> Stored rows
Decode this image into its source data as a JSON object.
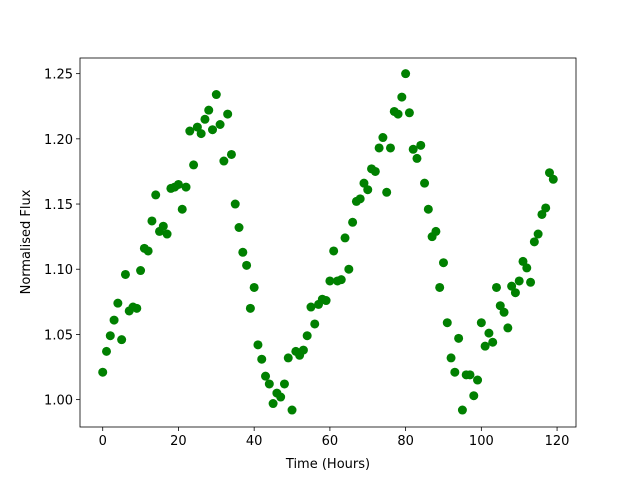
{
  "chart_data": {
    "type": "scatter",
    "x_label": "Time (Hours)",
    "y_label": "Normalised Flux",
    "color": "#008000",
    "x": [
      0,
      1,
      2,
      3,
      4,
      5,
      6,
      7,
      8,
      9,
      10,
      11,
      12,
      13,
      14,
      15,
      16,
      17,
      18,
      19,
      20,
      21,
      22,
      23,
      24,
      25,
      26,
      27,
      28,
      29,
      30,
      31,
      32,
      33,
      34,
      35,
      36,
      37,
      38,
      39,
      40,
      41,
      42,
      43,
      44,
      45,
      46,
      47,
      48,
      49,
      50,
      51,
      52,
      53,
      54,
      55,
      56,
      57,
      58,
      59,
      60,
      61,
      62,
      63,
      64,
      65,
      66,
      67,
      68,
      69,
      70,
      71,
      72,
      73,
      74,
      75,
      76,
      77,
      78,
      79,
      80,
      81,
      82,
      83,
      84,
      85,
      86,
      87,
      88,
      89,
      90,
      91,
      92,
      93,
      94,
      95,
      96,
      97,
      98,
      99,
      100,
      101,
      102,
      103,
      104,
      105,
      106,
      107,
      108,
      109,
      110,
      111,
      112,
      113,
      114,
      115,
      116,
      117,
      118,
      119
    ],
    "values": [
      1.021,
      1.037,
      1.049,
      1.061,
      1.074,
      1.046,
      1.096,
      1.068,
      1.071,
      1.07,
      1.099,
      1.116,
      1.114,
      1.137,
      1.157,
      1.129,
      1.133,
      1.127,
      1.162,
      1.163,
      1.165,
      1.146,
      1.163,
      1.206,
      1.18,
      1.209,
      1.204,
      1.215,
      1.222,
      1.207,
      1.234,
      1.211,
      1.183,
      1.219,
      1.188,
      1.15,
      1.132,
      1.113,
      1.103,
      1.07,
      1.086,
      1.042,
      1.031,
      1.018,
      1.012,
      0.997,
      1.005,
      1.002,
      1.012,
      1.032,
      0.992,
      1.037,
      1.034,
      1.038,
      1.049,
      1.071,
      1.058,
      1.073,
      1.077,
      1.076,
      1.091,
      1.114,
      1.091,
      1.092,
      1.124,
      1.1,
      1.136,
      1.152,
      1.154,
      1.166,
      1.161,
      1.177,
      1.175,
      1.193,
      1.201,
      1.159,
      1.193,
      1.221,
      1.219,
      1.232,
      1.25,
      1.22,
      1.192,
      1.185,
      1.195,
      1.166,
      1.146,
      1.125,
      1.129,
      1.086,
      1.105,
      1.059,
      1.032,
      1.021,
      1.047,
      0.992,
      1.019,
      1.019,
      1.003,
      1.015,
      1.059,
      1.041,
      1.051,
      1.044,
      1.086,
      1.072,
      1.067,
      1.055,
      1.087,
      1.082,
      1.091,
      1.106,
      1.101,
      1.09,
      1.121,
      1.127,
      1.142,
      1.147,
      1.174,
      1.169
    ],
    "xlim": [
      -6,
      125
    ],
    "ylim": [
      0.979,
      1.262
    ],
    "xticks": [
      0,
      20,
      40,
      60,
      80,
      100,
      120
    ],
    "yticks": [
      {
        "value": 1.0,
        "label": "1.00"
      },
      {
        "value": 1.05,
        "label": "1.05"
      },
      {
        "value": 1.1,
        "label": "1.10"
      },
      {
        "value": 1.15,
        "label": "1.15"
      },
      {
        "value": 1.2,
        "label": "1.20"
      },
      {
        "value": 1.25,
        "label": "1.25"
      }
    ]
  }
}
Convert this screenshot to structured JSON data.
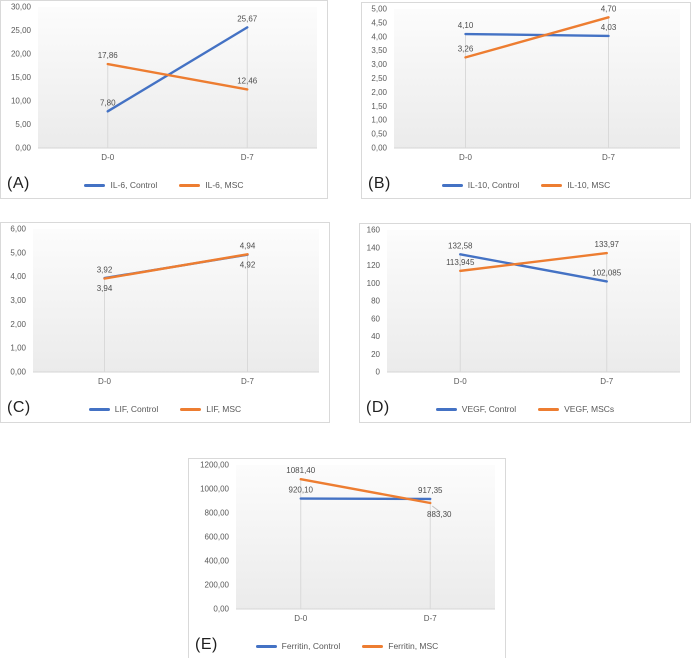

> The request
Search the preceding listing for "JSON" and extract every line where it is found.

> Solution for this exercise
Decode this image into its source data as a JSON object.
Convert this screenshot to structured JSON data.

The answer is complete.